Work instructions = Copy all lines of the listing that include the string "الأعمال".

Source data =

◆ ◆ ◆ ◆ ◆ ◆ ◆

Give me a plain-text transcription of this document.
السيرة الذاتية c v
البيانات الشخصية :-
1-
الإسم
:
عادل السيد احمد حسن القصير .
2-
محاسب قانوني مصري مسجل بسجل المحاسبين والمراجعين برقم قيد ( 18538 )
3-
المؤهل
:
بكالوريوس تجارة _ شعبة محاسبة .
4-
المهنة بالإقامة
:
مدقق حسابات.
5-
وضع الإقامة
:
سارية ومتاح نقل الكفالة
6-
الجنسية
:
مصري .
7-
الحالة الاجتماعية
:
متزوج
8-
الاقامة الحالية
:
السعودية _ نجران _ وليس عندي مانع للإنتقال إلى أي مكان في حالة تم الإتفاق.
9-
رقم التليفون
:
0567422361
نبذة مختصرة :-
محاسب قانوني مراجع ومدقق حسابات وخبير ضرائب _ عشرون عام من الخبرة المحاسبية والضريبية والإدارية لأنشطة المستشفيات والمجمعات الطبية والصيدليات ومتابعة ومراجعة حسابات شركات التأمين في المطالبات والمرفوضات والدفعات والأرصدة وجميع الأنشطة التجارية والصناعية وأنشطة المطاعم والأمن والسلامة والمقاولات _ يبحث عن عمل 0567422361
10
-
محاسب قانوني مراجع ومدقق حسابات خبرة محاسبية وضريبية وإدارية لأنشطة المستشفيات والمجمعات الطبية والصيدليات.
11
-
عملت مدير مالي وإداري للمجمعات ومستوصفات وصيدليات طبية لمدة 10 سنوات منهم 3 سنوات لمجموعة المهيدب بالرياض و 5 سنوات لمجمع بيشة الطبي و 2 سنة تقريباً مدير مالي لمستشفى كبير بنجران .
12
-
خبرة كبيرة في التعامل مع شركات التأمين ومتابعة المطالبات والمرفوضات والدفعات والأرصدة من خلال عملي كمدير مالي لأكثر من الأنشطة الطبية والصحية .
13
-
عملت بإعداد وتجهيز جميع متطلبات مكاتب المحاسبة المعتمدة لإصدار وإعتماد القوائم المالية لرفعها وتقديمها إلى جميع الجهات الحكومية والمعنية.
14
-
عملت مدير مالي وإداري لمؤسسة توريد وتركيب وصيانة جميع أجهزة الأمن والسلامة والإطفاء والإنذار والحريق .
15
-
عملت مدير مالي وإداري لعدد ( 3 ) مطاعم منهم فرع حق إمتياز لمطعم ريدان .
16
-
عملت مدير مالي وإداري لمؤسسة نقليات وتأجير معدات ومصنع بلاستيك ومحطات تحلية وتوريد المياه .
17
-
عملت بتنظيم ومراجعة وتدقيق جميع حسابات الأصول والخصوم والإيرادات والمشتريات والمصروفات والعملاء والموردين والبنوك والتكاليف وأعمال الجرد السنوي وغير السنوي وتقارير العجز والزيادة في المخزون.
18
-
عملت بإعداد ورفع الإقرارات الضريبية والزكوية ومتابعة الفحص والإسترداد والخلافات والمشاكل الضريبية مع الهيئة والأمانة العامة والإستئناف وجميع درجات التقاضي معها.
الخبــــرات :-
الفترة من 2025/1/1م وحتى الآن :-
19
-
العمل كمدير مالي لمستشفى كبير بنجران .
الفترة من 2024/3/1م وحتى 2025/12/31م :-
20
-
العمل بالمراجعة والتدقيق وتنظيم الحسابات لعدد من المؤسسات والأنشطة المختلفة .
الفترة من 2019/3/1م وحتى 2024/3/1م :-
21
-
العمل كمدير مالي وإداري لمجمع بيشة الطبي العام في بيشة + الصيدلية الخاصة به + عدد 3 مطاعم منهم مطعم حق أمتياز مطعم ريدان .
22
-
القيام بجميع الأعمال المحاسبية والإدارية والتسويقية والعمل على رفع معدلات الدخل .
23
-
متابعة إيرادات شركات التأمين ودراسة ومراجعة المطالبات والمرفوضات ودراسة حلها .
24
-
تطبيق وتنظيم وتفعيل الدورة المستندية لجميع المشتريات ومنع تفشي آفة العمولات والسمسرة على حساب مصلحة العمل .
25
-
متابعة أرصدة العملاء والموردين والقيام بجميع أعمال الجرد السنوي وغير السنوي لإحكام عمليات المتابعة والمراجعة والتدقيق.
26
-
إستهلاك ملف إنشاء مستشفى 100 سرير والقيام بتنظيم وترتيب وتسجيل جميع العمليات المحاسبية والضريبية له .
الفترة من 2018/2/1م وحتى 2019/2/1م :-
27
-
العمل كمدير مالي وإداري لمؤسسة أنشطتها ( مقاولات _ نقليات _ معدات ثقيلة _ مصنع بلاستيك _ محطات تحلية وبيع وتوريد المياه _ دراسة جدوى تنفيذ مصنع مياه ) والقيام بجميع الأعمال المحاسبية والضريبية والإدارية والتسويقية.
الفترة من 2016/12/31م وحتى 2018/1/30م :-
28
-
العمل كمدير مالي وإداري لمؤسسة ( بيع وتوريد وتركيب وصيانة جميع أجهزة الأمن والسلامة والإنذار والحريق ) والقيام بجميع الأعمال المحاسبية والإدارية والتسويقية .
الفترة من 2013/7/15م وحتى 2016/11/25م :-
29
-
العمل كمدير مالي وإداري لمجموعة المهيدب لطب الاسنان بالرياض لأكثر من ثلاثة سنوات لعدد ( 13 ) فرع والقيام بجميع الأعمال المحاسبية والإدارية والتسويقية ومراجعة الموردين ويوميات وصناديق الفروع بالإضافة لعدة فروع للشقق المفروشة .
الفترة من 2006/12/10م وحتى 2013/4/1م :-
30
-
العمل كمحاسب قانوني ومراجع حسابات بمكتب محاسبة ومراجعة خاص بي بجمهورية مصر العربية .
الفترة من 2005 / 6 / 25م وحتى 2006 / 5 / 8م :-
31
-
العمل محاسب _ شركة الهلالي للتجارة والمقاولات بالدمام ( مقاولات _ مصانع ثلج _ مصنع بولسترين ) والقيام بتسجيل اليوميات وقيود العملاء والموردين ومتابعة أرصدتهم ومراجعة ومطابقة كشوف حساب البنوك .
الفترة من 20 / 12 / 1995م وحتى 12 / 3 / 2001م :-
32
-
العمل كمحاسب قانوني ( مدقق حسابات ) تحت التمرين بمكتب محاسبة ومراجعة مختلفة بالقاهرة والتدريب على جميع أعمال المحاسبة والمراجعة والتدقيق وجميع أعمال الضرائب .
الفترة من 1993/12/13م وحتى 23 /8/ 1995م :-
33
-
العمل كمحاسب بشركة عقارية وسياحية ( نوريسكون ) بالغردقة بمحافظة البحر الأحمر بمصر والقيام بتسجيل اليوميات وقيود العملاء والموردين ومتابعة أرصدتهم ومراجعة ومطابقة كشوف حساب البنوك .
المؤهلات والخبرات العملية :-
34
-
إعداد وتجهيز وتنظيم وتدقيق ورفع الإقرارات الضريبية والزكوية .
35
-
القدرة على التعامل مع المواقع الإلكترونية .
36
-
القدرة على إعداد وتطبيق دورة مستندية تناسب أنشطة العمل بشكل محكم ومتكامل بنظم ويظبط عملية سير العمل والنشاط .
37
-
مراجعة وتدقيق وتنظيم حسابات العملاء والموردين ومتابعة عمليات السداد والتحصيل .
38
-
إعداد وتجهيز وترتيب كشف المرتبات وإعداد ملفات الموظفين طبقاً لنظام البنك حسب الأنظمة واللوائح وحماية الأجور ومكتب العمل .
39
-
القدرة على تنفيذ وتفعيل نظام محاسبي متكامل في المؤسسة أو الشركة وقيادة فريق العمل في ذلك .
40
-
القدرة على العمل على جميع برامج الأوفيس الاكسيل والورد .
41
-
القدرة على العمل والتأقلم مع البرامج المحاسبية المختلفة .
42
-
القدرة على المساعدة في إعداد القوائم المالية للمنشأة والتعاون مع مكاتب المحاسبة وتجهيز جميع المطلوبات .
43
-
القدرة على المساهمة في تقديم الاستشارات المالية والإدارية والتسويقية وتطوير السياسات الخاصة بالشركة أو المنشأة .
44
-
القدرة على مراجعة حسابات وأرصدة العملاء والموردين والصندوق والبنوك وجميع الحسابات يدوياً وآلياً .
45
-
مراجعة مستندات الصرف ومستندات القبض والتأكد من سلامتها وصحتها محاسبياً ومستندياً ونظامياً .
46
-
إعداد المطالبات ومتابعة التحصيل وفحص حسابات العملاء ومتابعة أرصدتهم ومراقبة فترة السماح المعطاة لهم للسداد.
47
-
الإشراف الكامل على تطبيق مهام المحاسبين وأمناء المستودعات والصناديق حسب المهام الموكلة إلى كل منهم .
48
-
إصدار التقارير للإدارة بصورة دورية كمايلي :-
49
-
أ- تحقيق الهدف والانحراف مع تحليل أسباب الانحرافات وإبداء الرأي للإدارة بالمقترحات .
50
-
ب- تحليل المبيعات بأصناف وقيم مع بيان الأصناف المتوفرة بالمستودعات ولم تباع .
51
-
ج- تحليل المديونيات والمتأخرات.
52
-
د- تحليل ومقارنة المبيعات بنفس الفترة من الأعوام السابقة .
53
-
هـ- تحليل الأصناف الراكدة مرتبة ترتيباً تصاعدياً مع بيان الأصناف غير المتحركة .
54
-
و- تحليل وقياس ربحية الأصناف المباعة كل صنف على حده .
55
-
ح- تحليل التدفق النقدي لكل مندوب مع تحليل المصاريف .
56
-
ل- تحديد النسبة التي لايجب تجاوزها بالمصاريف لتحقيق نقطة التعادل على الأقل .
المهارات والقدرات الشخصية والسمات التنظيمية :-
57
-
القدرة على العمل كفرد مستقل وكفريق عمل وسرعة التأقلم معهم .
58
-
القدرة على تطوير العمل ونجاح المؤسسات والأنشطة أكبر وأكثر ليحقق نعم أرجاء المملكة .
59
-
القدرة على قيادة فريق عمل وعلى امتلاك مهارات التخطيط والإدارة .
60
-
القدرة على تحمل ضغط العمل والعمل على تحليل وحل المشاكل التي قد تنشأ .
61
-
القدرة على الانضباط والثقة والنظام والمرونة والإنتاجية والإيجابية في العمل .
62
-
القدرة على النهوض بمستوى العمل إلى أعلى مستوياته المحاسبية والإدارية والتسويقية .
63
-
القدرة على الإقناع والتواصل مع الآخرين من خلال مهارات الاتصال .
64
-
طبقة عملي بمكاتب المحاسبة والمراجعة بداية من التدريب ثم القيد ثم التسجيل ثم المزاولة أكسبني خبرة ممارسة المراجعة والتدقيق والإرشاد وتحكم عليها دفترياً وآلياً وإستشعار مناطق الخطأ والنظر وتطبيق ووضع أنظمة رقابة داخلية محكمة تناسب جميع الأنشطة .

◆ ◆ ◆ ◆ ◆ ◆ ◆

Answer to the problem =
القيام بجميع الأعمال المحاسبية والإدارية والتسويقية والعمل على رفع معدلات الدخل .
العمل كمدير مالي وإداري لمؤسسة أنشطتها ( مقاولات _ نقليات _ معدات ثقيلة _ مصنع بلاستيك _ محطات تحلية وبيع وتوريد المياه _ دراسة جدوى تنفيذ مصنع مياه ) والقيام بجميع الأعمال المحاسبية والضريبية والإدارية والتسويقية.
العمل كمدير مالي وإداري لمؤسسة ( بيع وتوريد وتركيب وصيانة جميع أجهزة الأمن والسلامة والإنذار والحريق ) والقيام بجميع الأعمال المحاسبية والإدارية والتسويقية .
العمل كمدير مالي وإداري لمجموعة المهيدب لطب الاسنان بالرياض لأكثر من ثلاثة سنوات لعدد ( 13 ) فرع والقيام بجميع الأعمال المحاسبية والإدارية والتسويقية ومراجعة الموردين ويوميات وصناديق الفروع بالإضافة لعدة فروع للشقق المفروشة .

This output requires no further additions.